> 任务:
把下面的所有行逐字重复一遍，不要增删或改动任何内容。
━━━━━━━━
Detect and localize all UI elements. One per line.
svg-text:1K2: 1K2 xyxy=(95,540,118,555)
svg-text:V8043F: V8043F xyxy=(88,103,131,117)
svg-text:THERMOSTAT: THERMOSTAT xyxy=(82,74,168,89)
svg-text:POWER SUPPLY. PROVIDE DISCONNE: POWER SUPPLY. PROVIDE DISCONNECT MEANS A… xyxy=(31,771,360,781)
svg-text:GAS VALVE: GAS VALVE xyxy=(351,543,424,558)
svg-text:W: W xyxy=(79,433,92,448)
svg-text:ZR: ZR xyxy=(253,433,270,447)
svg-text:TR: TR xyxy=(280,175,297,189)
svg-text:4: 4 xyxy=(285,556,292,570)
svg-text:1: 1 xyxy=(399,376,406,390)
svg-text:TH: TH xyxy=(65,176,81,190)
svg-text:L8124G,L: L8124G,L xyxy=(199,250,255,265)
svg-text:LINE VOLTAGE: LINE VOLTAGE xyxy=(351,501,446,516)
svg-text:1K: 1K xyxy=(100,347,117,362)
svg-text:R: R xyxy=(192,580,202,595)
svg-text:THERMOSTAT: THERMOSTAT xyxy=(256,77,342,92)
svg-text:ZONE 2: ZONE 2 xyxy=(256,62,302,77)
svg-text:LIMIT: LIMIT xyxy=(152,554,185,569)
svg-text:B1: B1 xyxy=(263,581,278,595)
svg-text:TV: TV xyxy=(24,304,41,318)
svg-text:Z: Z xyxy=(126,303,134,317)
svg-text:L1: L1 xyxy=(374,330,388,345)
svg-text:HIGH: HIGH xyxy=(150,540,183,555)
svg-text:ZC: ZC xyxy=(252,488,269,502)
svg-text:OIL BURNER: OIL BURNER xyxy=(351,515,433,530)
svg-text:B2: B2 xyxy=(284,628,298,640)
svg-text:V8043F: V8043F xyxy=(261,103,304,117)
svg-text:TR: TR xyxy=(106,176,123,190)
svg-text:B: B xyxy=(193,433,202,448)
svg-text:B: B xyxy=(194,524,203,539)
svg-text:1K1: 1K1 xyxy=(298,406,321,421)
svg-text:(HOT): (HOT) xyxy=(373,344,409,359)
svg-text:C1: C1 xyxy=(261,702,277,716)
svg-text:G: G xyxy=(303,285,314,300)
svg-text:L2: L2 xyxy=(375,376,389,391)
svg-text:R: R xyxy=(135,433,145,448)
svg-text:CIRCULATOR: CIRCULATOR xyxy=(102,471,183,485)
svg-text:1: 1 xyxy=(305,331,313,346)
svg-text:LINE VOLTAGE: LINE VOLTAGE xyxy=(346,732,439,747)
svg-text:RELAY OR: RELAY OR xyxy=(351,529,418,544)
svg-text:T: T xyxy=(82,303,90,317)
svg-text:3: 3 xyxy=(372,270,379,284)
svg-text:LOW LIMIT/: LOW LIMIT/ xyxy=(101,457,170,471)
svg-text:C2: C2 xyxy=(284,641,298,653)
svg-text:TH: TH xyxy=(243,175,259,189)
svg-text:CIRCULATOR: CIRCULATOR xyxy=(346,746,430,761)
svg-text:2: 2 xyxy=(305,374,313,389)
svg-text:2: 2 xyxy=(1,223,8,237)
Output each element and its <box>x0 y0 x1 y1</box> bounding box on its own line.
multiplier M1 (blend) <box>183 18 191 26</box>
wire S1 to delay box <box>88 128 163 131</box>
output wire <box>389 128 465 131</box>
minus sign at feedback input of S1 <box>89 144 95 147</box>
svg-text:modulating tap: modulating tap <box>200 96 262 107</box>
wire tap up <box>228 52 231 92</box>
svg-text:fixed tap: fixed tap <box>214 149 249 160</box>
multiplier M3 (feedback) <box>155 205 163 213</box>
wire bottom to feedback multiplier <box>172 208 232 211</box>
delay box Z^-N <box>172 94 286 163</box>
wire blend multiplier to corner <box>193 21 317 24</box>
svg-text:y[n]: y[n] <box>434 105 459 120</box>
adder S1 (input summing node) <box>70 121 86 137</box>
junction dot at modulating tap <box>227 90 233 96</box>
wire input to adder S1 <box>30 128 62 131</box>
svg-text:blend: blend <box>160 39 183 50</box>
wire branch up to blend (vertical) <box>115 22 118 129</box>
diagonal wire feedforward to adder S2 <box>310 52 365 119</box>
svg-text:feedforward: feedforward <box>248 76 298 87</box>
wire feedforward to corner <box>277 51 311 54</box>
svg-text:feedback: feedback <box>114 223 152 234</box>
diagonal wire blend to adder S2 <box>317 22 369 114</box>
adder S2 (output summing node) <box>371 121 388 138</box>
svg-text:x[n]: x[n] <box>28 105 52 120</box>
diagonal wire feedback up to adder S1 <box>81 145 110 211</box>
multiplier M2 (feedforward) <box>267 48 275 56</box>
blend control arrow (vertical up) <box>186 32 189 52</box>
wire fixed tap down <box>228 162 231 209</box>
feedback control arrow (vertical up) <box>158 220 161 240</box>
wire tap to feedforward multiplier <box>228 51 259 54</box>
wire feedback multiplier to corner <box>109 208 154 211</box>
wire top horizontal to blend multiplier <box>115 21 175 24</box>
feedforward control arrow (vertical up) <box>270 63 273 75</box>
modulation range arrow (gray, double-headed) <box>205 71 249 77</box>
━━━━━━━━
> 本题答案:
Detect and localize all UI elements. One per line.
svg-text:1K2: 1K2 xyxy=(95,540,118,555)
svg-text:V8043F: V8043F xyxy=(88,103,131,117)
svg-text:THERMOSTAT: THERMOSTAT xyxy=(82,74,168,89)
svg-text:POWER SUPPLY. PROVIDE DISCONNE: POWER SUPPLY. PROVIDE DISCONNECT MEANS A… xyxy=(31,771,360,781)
svg-text:GAS VALVE: GAS VALVE xyxy=(351,543,424,558)
svg-text:W: W xyxy=(79,433,92,448)
svg-text:ZR: ZR xyxy=(253,433,270,447)
svg-text:TR: TR xyxy=(280,175,297,189)
svg-text:4: 4 xyxy=(285,556,292,570)
svg-text:1: 1 xyxy=(399,376,406,390)
svg-text:TH: TH xyxy=(65,176,81,190)
svg-text:L8124G,L: L8124G,L xyxy=(199,250,255,265)
svg-text:LINE VOLTAGE: LINE VOLTAGE xyxy=(351,501,446,516)
svg-text:1K: 1K xyxy=(100,347,117,362)
svg-text:R: R xyxy=(192,580,202,595)
svg-text:THERMOSTAT: THERMOSTAT xyxy=(256,77,342,92)
svg-text:ZONE 2: ZONE 2 xyxy=(256,62,302,77)
svg-text:LIMIT: LIMIT xyxy=(152,554,185,569)
svg-text:B1: B1 xyxy=(263,581,278,595)
svg-text:TV: TV xyxy=(24,304,41,318)
svg-text:Z: Z xyxy=(126,303,134,317)
svg-text:L1: L1 xyxy=(374,330,388,345)
svg-text:HIGH: HIGH xyxy=(150,540,183,555)
svg-text:ZC: ZC xyxy=(252,488,269,502)
svg-text:OIL BURNER: OIL BURNER xyxy=(351,515,433,530)
svg-text:B2: B2 xyxy=(284,628,298,640)
svg-text:V8043F: V8043F xyxy=(261,103,304,117)
svg-text:TR: TR xyxy=(106,176,123,190)
svg-text:B: B xyxy=(193,433,202,448)
svg-text:B: B xyxy=(194,524,203,539)
svg-text:1K1: 1K1 xyxy=(298,406,321,421)
svg-text:(HOT): (HOT) xyxy=(373,344,409,359)
svg-text:C1: C1 xyxy=(261,702,277,716)
svg-text:G: G xyxy=(303,285,314,300)
svg-text:L2: L2 xyxy=(375,376,389,391)
svg-text:R: R xyxy=(135,433,145,448)
svg-text:CIRCULATOR: CIRCULATOR xyxy=(102,471,183,485)
svg-text:1: 1 xyxy=(305,331,313,346)
svg-text:LINE VOLTAGE: LINE VOLTAGE xyxy=(346,732,439,747)
svg-text:RELAY OR: RELAY OR xyxy=(351,529,418,544)
svg-text:T: T xyxy=(82,303,90,317)
svg-text:3: 3 xyxy=(372,270,379,284)
svg-text:LOW LIMIT/: LOW LIMIT/ xyxy=(101,457,170,471)
svg-text:C2: C2 xyxy=(284,641,298,653)
svg-text:TH: TH xyxy=(243,175,259,189)
svg-text:CIRCULATOR: CIRCULATOR xyxy=(346,746,430,761)
svg-text:2: 2 xyxy=(305,374,313,389)
svg-text:2: 2 xyxy=(1,223,8,237)
Output each element and its <box>x0 y0 x1 y1</box> bounding box on its own line.
multiplier M1 (blend) <box>183 18 191 26</box>
wire S1 to delay box <box>88 128 163 131</box>
output wire <box>389 128 465 131</box>
minus sign at feedback input of S1 <box>89 144 95 147</box>
svg-text:modulating tap: modulating tap <box>200 96 262 107</box>
wire tap up <box>228 52 231 92</box>
svg-text:fixed tap: fixed tap <box>214 149 249 160</box>
multiplier M3 (feedback) <box>155 205 163 213</box>
wire bottom to feedback multiplier <box>172 208 232 211</box>
delay box Z^-N <box>172 94 286 163</box>
wire blend multiplier to corner <box>193 21 317 24</box>
svg-text:y[n]: y[n] <box>434 105 459 120</box>
adder S1 (input summing node) <box>70 121 86 137</box>
junction dot at modulating tap <box>227 90 233 96</box>
wire input to adder S1 <box>30 128 62 131</box>
svg-text:blend: blend <box>160 39 183 50</box>
wire branch up to blend (vertical) <box>115 22 118 129</box>
diagonal wire feedforward to adder S2 <box>310 52 365 119</box>
svg-text:feedforward: feedforward <box>248 76 298 87</box>
wire feedforward to corner <box>277 51 311 54</box>
svg-text:feedback: feedback <box>114 223 152 234</box>
diagonal wire blend to adder S2 <box>317 22 369 114</box>
adder S2 (output summing node) <box>371 121 388 138</box>
svg-text:x[n]: x[n] <box>28 105 52 120</box>
diagonal wire feedback up to adder S1 <box>81 145 110 211</box>
multiplier M2 (feedforward) <box>267 48 275 56</box>
blend control arrow (vertical up) <box>186 32 189 52</box>
wire fixed tap down <box>228 162 231 209</box>
feedback control arrow (vertical up) <box>158 220 161 240</box>
wire tap to feedforward multiplier <box>228 51 259 54</box>
wire feedback multiplier to corner <box>109 208 154 211</box>
wire top horizontal to blend multiplier <box>115 21 175 24</box>
feedforward control arrow (vertical up) <box>270 63 273 75</box>
modulation range arrow (gray, double-headed) <box>205 71 249 77</box>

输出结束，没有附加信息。